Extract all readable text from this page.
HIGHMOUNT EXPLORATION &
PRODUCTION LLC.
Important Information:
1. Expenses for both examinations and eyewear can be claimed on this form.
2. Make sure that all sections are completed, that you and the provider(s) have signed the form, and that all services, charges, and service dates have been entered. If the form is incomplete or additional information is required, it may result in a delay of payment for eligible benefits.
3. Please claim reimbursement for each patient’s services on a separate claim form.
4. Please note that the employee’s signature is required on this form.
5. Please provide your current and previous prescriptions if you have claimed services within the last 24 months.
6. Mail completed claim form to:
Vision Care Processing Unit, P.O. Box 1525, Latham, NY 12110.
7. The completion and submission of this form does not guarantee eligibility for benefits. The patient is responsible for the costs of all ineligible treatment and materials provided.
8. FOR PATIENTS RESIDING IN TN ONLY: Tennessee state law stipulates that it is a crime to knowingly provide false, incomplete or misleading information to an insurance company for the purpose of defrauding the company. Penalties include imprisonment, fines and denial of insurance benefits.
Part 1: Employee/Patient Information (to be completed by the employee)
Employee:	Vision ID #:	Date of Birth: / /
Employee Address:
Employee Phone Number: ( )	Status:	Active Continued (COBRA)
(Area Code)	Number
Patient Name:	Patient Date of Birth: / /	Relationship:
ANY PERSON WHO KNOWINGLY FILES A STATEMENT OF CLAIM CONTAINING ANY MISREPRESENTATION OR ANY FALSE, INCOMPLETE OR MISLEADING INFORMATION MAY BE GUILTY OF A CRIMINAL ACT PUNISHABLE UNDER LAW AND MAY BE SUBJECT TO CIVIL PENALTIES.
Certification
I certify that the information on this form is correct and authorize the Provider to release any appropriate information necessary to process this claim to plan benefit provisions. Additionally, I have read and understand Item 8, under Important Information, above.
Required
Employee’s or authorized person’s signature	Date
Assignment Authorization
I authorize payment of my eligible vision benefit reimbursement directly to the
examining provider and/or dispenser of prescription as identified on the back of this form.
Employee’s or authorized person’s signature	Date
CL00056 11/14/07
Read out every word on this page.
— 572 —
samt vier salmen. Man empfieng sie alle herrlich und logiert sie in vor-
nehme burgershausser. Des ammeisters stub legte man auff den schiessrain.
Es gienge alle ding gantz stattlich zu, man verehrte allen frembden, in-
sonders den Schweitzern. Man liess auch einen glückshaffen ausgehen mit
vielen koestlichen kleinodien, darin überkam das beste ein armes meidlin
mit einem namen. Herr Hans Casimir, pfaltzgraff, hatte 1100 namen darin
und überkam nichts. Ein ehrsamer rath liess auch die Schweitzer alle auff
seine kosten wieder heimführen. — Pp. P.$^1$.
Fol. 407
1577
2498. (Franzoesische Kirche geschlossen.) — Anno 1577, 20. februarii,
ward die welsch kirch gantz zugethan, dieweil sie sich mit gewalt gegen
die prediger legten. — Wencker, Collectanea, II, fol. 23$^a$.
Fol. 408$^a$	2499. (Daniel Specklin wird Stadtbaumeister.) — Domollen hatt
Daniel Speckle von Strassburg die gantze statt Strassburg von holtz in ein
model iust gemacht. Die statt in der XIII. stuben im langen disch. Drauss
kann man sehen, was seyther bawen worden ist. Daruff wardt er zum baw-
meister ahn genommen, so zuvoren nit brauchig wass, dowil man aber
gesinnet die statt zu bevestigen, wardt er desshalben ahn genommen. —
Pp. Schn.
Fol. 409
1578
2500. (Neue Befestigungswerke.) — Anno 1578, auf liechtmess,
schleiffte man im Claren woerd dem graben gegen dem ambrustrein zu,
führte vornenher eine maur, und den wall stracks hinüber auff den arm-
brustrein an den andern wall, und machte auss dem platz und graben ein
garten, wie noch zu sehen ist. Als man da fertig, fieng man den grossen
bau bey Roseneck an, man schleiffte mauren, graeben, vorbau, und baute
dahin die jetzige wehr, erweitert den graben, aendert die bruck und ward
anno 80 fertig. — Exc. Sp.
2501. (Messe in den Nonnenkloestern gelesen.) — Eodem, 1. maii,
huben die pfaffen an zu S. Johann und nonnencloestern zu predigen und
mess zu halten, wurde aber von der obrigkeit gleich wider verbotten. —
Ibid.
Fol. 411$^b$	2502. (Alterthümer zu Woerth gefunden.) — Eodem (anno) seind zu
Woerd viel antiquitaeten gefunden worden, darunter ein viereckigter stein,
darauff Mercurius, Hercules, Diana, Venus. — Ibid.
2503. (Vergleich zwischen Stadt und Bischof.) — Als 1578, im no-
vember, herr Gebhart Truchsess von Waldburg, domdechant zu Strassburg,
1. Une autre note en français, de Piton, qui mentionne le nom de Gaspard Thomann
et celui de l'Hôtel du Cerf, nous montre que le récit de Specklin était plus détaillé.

#####

> [Exercise goal]:
Go through the listing above and repeat all of it exactly.

> [Answer area]:
Extract all readable text from this page.
HIGHMOUNT EXPLORATION &
PRODUCTION LLC.
Important Information:
1. Expenses for both examinations and eyewear can be claimed on this form.
2. Make sure that all sections are completed, that you and the provider(s) have signed the form, and that all services, charges, and service dates have been entered. If the form is incomplete or additional information is required, it may result in a delay of payment for eligible benefits.
3. Please claim reimbursement for each patient’s services on a separate claim form.
4. Please note that the employee’s signature is required on this form.
5. Please provide your current and previous prescriptions if you have claimed services within the last 24 months.
6. Mail completed claim form to:
Vision Care Processing Unit, P.O. Box 1525, Latham, NY 12110.
7. The completion and submission of this form does not guarantee eligibility for benefits. The patient is responsible for the costs of all ineligible treatment and materials provided.
8. FOR PATIENTS RESIDING IN TN ONLY: Tennessee state law stipulates that it is a crime to knowingly provide false, incomplete or misleading information to an insurance company for the purpose of defrauding the company. Penalties include imprisonment, fines and denial of insurance benefits.
Part 1: Employee/Patient Information (to be completed by the employee)
Employee:	Vision ID #:	Date of Birth: / /
Employee Address:
Employee Phone Number: ( )	Status:	Active Continued (COBRA)
(Area Code)	Number
Patient Name:	Patient Date of Birth: / /	Relationship:
ANY PERSON WHO KNOWINGLY FILES A STATEMENT OF CLAIM CONTAINING ANY MISREPRESENTATION OR ANY FALSE, INCOMPLETE OR MISLEADING INFORMATION MAY BE GUILTY OF A CRIMINAL ACT PUNISHABLE UNDER LAW AND MAY BE SUBJECT TO CIVIL PENALTIES.
Certification
I certify that the information on this form is correct and authorize the Provider to release any appropriate information necessary to process this claim to plan benefit provisions. Additionally, I have read and understand Item 8, under Important Information, above.
Required
Employee’s or authorized person’s signature	Date
Assignment Authorization
I authorize payment of my eligible vision benefit reimbursement directly to the
examining provider and/or dispenser of prescription as identified on the back of this form.
Employee’s or authorized person’s signature	Date
CL00056 11/14/07
Read out every word on this page.
— 572 —
samt vier salmen. Man empfieng sie alle herrlich und logiert sie in vor-
nehme burgershausser. Des ammeisters stub legte man auff den schiessrain.
Es gienge alle ding gantz stattlich zu, man verehrte allen frembden, in-
sonders den Schweitzern. Man liess auch einen glückshaffen ausgehen mit
vielen koestlichen kleinodien, darin überkam das beste ein armes meidlin
mit einem namen. Herr Hans Casimir, pfaltzgraff, hatte 1100 namen darin
und überkam nichts. Ein ehrsamer rath liess auch die Schweitzer alle auff
seine kosten wieder heimführen. — Pp. P.$^1$.
Fol. 407
1577
2498. (Franzoesische Kirche geschlossen.) — Anno 1577, 20. februarii,
ward die welsch kirch gantz zugethan, dieweil sie sich mit gewalt gegen
die prediger legten. — Wencker, Collectanea, II, fol. 23$^a$.
Fol. 408$^a$	2499. (Daniel Specklin wird Stadtbaumeister.) — Domollen hatt
Daniel Speckle von Strassburg die gantze statt Strassburg von holtz in ein
model iust gemacht. Die statt in der XIII. stuben im langen disch. Drauss
kann man sehen, was seyther bawen worden ist. Daruff wardt er zum baw-
meister ahn genommen, so zuvoren nit brauchig wass, dowil man aber
gesinnet die statt zu bevestigen, wardt er desshalben ahn genommen. —
Pp. Schn.
Fol. 409
1578
2500. (Neue Befestigungswerke.) — Anno 1578, auf liechtmess,
schleiffte man im Claren woerd dem graben gegen dem ambrustrein zu,
führte vornenher eine maur, und den wall stracks hinüber auff den arm-
brustrein an den andern wall, und machte auss dem platz und graben ein
garten, wie noch zu sehen ist. Als man da fertig, fieng man den grossen
bau bey Roseneck an, man schleiffte mauren, graeben, vorbau, und baute
dahin die jetzige wehr, erweitert den graben, aendert die bruck und ward
anno 80 fertig. — Exc. Sp.
2501. (Messe in den Nonnenkloestern gelesen.) — Eodem, 1. maii,
huben die pfaffen an zu S. Johann und nonnencloestern zu predigen und
mess zu halten, wurde aber von der obrigkeit gleich wider verbotten. —
Ibid.
Fol. 411$^b$	2502. (Alterthümer zu Woerth gefunden.) — Eodem (anno) seind zu
Woerd viel antiquitaeten gefunden worden, darunter ein viereckigter stein,
darauff Mercurius, Hercules, Diana, Venus. — Ibid.
2503. (Vergleich zwischen Stadt und Bischof.) — Als 1578, im no-
vember, herr Gebhart Truchsess von Waldburg, domdechant zu Strassburg,
1. Une autre note en français, de Piton, qui mentionne le nom de Gaspard Thomann
et celui de l'Hôtel du Cerf, nous montre que le récit de Specklin était plus détaillé.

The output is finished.